COMPLETE THE FOLLOWING:
[a] According to the tutor post on run time, which tool comes with the writer's Solaris system?
[b] From the tutor post on run time, quote the passage that opens with the words containing "http://www.sun.com/bigadmin/content/dtrace/" and closes with "an email warning.".
[c] In the tutor post on run time, why does the writer choose to spend time on the extractUserData() function?

[Tutor] question about run time

Tue May 2 23:49:49 CEST 2006

Hi John,

You can try something like the profiler, which will say where most of the 
program's time is being spent.  We can find documentation on the Python 
profiler here:

     http://www.python.org/doc/lib/profile.html

>From a rough, low-level standpoint, there are tools like 'top' on Linux 
that let you see if a program is idling.  Another low-level program --- 
strace --- allows one to watch for system calls, and can be very useful 
for understanding the low-level performance of a program.

     http://www.liacs.nl/~wichert/strace/

I'm using Solaris on one of my systems, and it comes with a marvelous tool 
called 'dtrace':

     http://www.sun.com/bigadmin/content/dtrace/

So there are good tools for measuring performance from both a high-level 
and a low-level perspective, and we often need to jump betweeen these 
levels to understand program performance.

Let's do some code review.

> It checks some text files for a user name and collects memory and inode 
> usage then adds them together and checks against a set limit...if the 
> limit is reached it calls a mail script to send an email warning.

>From a cursory look at your program, I see one place which seems to be the 
tight inner loop of your program, in extractUserData().

#####################################################
     def extractUserData(self):
         print self.filePath
         fullList = open(self.filePath,"r").readlines()
         for line in fullList:
             #print "line", line
             singleList = line.split()
             try:
                 if singleList[1] == self.userName:
                    print line
                    return singleList[2],singleList[3]
             except:
                 pass
         return 0,0
#####################################################

This function is called in another loop in your main program, and it 
itself does lots of looping, so let's spend some time looking at this: I 
believe this will be worthwhile.

One small improvement you might want to make here is to avoid reading in 
the whole file at once.  That is, rather than:

     lines = open(filename).readlines()
     for line in lines:
         ...

it's often better to do:

     myfile = open(filename)
     for line in myfile:
         ...

This is a relatively minor detail, and a low-level one.

But a bigger payoff can occur if we take a higher-level look at what's 
happening.  From a high level, the premise of the program is that there's 
a set of text files.  For any particular user, some auxiliary information 
(inode and memory usage.) is being stored in these files.

Records excerpted from a collection
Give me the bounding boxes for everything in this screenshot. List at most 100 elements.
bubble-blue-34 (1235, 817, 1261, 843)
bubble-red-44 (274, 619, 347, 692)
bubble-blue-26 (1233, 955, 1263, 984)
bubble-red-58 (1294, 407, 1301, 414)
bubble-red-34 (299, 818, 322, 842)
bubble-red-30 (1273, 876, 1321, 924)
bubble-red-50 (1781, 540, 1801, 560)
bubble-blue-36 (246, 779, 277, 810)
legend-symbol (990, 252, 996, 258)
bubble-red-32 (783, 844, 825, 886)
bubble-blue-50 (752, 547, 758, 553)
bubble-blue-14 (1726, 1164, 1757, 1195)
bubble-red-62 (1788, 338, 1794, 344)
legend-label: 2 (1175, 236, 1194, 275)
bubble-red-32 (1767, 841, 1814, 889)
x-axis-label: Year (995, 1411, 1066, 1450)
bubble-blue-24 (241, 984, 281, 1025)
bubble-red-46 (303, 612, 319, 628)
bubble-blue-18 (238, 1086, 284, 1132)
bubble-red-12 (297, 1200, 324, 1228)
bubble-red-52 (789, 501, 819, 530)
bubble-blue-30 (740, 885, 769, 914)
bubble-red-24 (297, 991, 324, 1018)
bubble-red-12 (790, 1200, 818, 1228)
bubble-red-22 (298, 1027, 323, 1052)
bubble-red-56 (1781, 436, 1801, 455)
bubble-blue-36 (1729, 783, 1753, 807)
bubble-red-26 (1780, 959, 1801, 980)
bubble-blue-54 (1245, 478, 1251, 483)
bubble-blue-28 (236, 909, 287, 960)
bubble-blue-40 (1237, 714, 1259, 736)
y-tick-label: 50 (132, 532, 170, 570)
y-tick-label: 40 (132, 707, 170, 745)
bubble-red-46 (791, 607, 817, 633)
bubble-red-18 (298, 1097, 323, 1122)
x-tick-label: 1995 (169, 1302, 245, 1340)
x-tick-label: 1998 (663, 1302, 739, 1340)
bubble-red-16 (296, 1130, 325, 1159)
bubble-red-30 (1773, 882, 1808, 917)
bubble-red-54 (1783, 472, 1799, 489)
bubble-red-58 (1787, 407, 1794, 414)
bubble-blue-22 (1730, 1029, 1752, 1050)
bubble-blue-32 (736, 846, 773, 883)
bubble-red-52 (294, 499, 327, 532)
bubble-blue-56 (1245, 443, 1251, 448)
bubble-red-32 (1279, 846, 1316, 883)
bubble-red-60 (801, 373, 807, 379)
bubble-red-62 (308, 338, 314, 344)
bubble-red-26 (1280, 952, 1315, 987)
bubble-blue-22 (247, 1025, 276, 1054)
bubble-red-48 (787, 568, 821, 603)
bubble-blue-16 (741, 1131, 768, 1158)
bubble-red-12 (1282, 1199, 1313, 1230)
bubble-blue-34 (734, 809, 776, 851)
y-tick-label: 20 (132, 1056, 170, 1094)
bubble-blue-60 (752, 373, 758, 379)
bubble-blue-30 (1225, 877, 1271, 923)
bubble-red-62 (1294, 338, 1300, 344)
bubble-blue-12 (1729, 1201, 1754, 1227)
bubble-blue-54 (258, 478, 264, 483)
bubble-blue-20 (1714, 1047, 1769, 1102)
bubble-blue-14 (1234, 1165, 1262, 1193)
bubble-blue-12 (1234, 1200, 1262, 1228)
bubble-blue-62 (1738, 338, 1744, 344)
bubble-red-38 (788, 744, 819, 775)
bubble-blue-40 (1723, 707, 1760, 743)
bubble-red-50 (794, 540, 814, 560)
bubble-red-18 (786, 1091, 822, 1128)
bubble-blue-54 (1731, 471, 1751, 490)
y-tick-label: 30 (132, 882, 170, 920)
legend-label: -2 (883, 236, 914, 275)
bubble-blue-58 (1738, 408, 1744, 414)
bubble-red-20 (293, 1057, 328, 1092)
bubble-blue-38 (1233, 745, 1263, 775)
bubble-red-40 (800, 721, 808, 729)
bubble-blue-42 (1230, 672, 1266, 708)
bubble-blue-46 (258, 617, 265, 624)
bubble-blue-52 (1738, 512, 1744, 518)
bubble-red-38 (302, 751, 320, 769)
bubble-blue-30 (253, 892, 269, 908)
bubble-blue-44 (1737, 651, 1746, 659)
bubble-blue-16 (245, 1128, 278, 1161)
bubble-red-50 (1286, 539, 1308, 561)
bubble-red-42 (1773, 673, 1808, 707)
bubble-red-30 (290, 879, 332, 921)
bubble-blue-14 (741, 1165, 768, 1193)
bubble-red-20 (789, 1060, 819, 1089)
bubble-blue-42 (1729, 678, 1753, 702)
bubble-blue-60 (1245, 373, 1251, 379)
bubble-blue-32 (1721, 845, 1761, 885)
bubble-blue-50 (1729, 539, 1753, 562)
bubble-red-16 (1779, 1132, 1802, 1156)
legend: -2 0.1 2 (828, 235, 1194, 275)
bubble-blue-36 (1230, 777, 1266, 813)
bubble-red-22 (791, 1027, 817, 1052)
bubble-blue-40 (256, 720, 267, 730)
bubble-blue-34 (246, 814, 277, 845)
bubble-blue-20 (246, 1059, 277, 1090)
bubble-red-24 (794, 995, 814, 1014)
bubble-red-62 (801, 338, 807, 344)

EXPECTED RESPONSES:
[a] A tool called dtrace.

[b]
http://www.sun.com/bigadmin/content/dtrace/

So there are good tools for measuring performance from both a high-level 
and a low-level perspective, and we often need to jump betweeen these 
levels to understand program performance.

Let's do some code review.

> It checks some text files for a user name and collects memory and inode 
> usage then adds them together and checks against a set limit...if the 
> limit is reached it calls a mail script to send an email warning.

[c] The function is called inside another loop in the main program, and it also does a lot of looping itself. The writer therefore sees it as the program's tight inner loop and believes examining it will be worthwhile.